* _Problem_
Count every line in the data below where "What" occurs, then state that number and nothing more.

........

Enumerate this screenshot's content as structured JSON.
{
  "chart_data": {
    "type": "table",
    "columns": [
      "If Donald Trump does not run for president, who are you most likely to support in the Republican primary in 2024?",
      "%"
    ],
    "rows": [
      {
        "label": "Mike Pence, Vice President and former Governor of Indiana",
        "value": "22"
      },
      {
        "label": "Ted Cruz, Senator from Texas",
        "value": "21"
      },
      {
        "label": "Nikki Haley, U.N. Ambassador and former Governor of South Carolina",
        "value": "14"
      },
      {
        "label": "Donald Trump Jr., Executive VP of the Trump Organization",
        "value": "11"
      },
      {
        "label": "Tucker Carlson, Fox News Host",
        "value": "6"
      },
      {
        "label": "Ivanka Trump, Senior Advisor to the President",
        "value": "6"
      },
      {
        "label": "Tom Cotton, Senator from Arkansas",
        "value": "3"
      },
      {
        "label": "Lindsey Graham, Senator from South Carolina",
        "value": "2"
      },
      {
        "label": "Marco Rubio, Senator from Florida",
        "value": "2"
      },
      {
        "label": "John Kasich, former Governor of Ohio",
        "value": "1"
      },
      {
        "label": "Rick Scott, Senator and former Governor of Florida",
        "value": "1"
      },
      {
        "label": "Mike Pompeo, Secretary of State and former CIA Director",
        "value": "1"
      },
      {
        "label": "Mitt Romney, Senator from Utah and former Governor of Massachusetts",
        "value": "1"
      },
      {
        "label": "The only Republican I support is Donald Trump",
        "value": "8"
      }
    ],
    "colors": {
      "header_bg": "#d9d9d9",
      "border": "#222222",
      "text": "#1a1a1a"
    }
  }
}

........

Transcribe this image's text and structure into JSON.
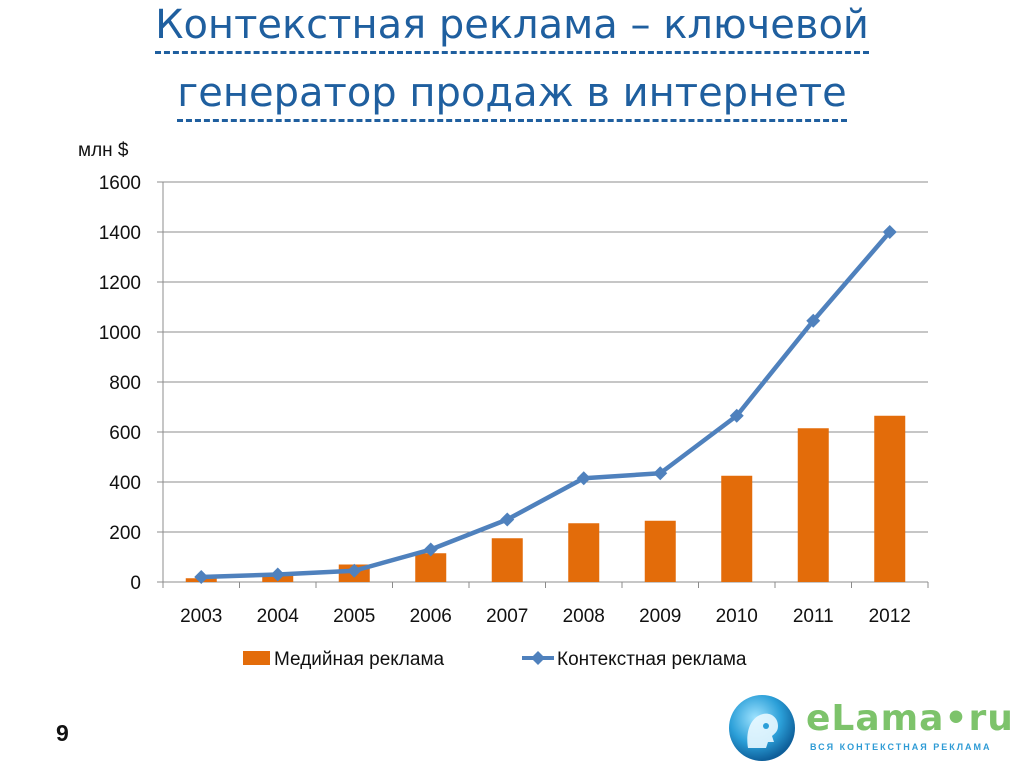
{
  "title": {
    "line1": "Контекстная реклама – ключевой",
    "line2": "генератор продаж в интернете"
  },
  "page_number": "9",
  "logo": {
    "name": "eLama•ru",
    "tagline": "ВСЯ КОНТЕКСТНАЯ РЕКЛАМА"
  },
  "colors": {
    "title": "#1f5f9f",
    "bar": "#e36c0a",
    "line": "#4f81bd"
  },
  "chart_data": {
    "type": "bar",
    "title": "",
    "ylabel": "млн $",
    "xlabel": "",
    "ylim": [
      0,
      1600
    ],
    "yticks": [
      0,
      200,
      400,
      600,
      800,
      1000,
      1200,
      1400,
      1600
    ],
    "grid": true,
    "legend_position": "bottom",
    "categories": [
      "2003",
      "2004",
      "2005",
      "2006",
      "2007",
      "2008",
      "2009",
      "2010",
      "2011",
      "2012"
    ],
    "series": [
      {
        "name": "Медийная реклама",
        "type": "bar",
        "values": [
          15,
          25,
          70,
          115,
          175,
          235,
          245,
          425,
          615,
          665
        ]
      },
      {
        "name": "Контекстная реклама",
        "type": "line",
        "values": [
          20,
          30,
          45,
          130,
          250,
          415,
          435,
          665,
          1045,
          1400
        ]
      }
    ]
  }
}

........

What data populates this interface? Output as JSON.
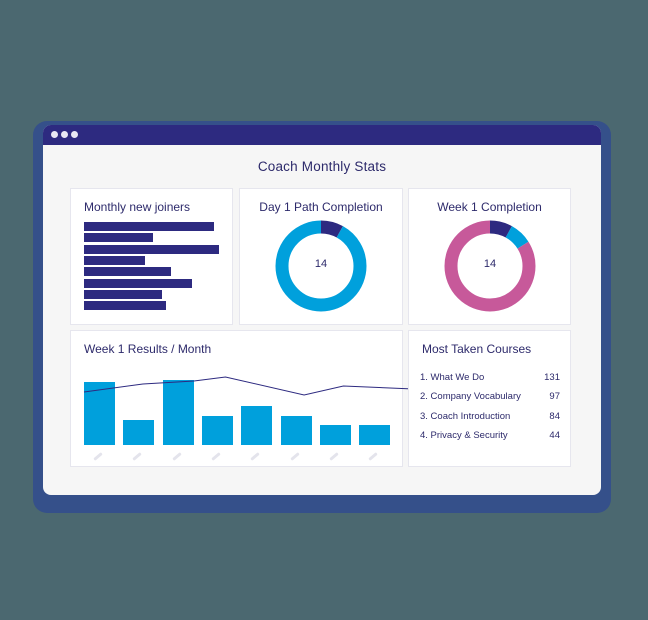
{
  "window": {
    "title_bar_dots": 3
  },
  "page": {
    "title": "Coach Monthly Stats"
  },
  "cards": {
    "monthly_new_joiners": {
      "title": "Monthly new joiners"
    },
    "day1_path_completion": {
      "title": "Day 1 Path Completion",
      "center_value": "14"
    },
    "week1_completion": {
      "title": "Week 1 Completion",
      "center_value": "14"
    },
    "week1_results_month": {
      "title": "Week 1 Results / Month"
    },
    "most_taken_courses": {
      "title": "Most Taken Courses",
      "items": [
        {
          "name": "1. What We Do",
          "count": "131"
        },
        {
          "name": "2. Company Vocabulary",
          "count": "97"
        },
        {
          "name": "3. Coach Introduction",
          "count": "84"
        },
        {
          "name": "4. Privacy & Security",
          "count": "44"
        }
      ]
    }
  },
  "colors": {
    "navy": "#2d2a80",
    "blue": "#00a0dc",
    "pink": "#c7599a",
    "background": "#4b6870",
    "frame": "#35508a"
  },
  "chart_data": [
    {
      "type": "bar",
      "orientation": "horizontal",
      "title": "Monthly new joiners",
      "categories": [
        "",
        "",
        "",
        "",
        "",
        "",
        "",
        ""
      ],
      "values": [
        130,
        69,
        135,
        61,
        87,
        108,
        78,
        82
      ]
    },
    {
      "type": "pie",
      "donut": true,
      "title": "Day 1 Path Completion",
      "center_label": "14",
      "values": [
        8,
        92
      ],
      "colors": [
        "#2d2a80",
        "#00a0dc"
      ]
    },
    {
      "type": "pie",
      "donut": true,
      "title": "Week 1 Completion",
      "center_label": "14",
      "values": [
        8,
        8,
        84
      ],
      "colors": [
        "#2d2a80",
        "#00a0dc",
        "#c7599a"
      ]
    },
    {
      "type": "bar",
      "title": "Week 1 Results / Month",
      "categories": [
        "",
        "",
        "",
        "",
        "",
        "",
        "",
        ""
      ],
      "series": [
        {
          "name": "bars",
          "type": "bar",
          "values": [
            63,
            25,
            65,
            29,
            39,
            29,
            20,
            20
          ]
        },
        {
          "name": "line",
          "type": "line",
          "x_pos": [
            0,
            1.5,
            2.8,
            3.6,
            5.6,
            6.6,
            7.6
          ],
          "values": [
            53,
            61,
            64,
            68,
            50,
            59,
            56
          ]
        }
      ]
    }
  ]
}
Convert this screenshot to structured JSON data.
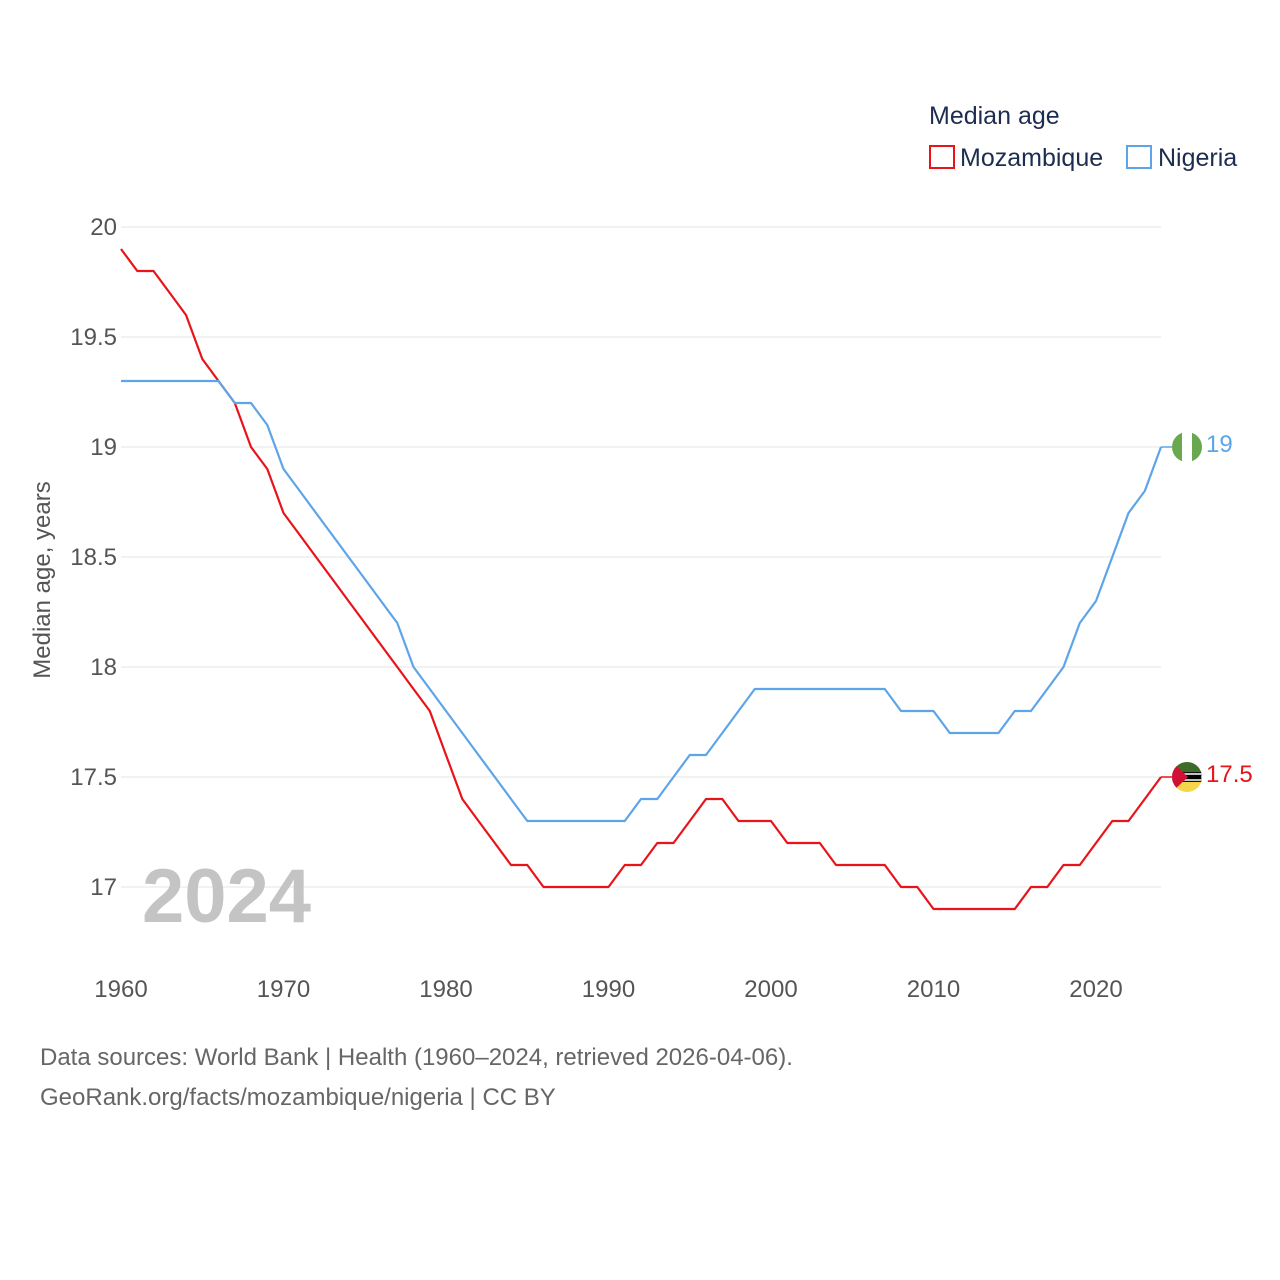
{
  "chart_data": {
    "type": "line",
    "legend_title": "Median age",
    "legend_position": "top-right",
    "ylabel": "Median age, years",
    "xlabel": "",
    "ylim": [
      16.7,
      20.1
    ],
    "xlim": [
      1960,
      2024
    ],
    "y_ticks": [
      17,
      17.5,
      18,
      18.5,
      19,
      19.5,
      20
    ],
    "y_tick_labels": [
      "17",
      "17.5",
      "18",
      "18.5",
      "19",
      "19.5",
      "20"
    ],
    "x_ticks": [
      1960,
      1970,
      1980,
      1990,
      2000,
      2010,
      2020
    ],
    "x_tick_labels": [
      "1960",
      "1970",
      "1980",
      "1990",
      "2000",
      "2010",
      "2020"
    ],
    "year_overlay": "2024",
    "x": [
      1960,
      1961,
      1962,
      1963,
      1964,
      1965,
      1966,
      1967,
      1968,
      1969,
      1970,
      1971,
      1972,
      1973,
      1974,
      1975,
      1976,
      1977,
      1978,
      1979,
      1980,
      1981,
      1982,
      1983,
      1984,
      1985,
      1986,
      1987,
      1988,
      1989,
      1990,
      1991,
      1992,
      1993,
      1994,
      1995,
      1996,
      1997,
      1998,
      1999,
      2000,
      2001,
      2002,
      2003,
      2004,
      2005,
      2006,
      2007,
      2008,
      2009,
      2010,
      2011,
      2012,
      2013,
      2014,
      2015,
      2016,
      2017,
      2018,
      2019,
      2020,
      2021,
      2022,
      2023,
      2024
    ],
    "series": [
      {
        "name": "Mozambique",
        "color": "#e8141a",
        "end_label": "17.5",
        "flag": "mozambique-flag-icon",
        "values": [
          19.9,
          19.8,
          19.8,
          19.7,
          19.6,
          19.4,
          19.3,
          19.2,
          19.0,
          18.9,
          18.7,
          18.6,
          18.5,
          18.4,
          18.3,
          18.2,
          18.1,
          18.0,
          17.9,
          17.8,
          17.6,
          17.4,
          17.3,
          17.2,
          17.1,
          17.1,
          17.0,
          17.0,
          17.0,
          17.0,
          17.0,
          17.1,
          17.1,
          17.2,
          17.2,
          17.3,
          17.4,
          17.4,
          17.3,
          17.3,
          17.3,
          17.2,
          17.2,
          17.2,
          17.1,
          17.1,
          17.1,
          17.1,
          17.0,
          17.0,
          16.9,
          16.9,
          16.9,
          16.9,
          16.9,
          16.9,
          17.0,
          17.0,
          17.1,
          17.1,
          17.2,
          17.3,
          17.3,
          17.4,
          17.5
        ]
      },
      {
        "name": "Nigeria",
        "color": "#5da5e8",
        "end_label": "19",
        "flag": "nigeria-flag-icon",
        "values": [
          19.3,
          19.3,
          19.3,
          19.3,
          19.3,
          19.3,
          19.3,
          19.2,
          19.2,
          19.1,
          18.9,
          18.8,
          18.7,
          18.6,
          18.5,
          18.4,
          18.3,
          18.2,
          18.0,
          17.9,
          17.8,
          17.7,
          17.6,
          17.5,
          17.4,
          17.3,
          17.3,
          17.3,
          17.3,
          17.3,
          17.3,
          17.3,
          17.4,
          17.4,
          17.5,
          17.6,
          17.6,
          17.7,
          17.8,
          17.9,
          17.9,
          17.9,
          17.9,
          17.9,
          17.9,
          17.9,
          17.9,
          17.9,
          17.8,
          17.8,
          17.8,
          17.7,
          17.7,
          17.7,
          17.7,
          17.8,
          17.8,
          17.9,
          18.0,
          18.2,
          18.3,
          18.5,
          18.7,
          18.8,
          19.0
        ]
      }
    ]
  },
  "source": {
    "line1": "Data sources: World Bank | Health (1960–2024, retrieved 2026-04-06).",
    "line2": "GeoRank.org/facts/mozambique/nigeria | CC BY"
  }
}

........

* _Exercise answer_
2